SHORT PROBLEM:
In the entries, find all lines that hold the word "rules" and copy them.

--- begin GIVEN RECORDS ---

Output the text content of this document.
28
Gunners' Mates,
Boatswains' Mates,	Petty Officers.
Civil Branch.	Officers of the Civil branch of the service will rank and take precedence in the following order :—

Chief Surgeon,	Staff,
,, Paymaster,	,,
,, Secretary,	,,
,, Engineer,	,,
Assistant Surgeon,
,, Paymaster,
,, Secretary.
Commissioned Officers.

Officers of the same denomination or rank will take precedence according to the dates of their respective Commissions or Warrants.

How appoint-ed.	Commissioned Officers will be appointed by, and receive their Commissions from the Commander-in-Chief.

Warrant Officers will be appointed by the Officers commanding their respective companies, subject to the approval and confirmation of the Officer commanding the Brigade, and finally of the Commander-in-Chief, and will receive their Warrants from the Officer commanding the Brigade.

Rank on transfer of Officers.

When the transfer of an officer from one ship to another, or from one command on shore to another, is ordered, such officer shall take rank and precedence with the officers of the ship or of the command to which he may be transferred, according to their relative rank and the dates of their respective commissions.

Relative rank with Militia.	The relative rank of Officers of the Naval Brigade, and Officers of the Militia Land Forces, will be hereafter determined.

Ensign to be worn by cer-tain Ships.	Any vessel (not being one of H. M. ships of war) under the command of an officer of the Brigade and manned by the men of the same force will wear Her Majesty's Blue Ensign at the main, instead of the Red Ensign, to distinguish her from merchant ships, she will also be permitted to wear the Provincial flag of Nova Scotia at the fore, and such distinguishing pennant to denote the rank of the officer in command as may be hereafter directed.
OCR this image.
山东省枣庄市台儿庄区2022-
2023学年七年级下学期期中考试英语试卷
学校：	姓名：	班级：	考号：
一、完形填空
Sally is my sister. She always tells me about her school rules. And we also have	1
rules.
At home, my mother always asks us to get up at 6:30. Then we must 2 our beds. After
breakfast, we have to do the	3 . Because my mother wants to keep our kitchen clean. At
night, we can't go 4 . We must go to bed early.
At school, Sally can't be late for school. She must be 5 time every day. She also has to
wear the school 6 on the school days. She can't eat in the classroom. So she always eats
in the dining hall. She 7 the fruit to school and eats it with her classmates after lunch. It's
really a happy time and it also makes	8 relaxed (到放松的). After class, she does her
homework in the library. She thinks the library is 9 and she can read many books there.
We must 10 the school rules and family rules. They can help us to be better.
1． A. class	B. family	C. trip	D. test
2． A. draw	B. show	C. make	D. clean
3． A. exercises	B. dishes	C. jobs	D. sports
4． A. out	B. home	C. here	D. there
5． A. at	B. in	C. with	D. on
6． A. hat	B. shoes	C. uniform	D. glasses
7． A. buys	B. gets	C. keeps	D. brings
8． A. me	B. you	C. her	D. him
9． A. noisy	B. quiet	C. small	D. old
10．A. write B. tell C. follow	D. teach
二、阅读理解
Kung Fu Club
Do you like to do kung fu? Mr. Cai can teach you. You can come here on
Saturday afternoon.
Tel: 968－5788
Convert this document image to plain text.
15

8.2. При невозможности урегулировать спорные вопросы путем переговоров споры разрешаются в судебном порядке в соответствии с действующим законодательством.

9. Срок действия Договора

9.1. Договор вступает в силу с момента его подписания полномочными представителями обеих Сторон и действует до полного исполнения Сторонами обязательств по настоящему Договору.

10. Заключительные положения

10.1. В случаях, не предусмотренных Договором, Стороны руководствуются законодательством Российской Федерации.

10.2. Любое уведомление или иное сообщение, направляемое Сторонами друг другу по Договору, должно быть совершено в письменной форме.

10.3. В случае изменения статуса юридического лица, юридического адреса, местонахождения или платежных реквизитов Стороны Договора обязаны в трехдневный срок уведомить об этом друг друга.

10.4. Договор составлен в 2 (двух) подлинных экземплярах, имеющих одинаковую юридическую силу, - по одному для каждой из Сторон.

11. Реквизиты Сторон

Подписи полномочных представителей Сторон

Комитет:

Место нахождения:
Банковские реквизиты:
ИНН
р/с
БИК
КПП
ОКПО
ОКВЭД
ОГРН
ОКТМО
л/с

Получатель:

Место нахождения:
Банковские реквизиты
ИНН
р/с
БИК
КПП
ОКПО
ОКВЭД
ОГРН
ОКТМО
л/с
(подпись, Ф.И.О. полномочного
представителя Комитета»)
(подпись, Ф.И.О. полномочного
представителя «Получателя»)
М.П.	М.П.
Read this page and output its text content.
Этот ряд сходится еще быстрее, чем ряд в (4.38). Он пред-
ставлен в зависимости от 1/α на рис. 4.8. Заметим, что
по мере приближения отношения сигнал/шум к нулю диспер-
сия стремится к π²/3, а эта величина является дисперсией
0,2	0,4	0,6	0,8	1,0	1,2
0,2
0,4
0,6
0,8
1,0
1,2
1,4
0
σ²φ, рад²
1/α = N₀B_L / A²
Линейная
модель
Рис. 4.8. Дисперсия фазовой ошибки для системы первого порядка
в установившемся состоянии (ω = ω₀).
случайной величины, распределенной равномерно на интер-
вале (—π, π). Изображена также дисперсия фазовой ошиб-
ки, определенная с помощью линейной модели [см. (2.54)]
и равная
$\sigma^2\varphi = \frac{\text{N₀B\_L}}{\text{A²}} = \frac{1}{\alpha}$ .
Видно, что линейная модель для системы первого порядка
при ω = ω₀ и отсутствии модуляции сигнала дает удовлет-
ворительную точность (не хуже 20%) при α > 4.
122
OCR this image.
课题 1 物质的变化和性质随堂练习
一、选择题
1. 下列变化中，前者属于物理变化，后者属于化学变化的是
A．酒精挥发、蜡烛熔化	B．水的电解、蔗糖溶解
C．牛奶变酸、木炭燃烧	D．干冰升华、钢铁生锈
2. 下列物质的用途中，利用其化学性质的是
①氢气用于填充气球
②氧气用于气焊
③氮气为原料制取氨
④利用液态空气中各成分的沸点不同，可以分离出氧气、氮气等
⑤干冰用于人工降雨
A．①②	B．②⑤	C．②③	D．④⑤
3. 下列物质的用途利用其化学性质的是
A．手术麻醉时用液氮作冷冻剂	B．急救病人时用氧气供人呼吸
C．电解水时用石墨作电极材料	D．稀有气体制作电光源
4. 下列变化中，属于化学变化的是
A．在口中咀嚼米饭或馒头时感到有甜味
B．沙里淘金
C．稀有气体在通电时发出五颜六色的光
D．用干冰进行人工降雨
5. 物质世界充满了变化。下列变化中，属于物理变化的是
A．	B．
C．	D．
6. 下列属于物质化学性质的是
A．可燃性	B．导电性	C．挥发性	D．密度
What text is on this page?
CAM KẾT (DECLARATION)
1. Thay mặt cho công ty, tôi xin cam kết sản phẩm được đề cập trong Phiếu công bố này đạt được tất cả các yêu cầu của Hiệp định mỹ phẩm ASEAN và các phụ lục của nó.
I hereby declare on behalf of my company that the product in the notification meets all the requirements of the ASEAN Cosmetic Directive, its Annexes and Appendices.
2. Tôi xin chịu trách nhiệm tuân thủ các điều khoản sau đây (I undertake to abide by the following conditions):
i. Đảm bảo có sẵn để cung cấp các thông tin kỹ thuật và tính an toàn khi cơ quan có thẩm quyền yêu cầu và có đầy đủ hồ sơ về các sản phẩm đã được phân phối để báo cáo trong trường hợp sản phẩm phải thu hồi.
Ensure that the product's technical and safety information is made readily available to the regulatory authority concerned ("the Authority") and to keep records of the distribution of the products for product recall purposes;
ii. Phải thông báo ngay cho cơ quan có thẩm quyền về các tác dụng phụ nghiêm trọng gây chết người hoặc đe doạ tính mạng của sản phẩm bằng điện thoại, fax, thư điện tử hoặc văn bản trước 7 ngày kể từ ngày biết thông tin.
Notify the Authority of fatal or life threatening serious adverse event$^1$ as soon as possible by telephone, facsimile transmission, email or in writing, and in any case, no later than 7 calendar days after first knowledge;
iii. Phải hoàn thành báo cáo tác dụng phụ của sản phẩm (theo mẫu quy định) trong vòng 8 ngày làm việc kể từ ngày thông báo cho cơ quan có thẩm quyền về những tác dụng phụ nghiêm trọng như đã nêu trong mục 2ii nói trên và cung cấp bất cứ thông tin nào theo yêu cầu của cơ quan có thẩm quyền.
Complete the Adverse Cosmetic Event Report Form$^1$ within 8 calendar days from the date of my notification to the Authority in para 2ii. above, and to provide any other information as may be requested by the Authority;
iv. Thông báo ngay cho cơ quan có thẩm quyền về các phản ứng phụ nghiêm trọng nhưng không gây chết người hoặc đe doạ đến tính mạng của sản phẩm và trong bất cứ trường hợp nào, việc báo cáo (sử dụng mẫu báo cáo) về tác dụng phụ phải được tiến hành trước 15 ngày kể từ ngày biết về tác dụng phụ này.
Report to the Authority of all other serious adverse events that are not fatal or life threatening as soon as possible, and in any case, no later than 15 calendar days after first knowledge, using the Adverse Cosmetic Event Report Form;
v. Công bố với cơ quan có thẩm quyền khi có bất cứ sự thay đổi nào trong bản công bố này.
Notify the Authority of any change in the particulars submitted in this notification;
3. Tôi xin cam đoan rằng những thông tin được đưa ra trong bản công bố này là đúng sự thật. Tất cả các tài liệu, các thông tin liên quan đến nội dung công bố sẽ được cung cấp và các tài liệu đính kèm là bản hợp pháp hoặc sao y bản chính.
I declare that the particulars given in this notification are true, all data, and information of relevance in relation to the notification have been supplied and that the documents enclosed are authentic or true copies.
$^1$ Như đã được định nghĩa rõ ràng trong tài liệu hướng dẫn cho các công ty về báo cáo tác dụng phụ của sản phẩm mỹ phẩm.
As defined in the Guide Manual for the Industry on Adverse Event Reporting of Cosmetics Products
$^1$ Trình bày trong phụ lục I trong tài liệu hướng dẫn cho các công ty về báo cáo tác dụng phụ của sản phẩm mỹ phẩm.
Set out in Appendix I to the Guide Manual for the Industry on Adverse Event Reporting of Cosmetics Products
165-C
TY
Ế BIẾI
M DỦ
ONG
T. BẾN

--- end GIVEN RECORDS ---

SOLUTION TO THE EXERCISE:
Sally is my sister. She always tells me about her school rules. And we also have	1
rules.
We must 10 the school rules and family rules. They can help us to be better.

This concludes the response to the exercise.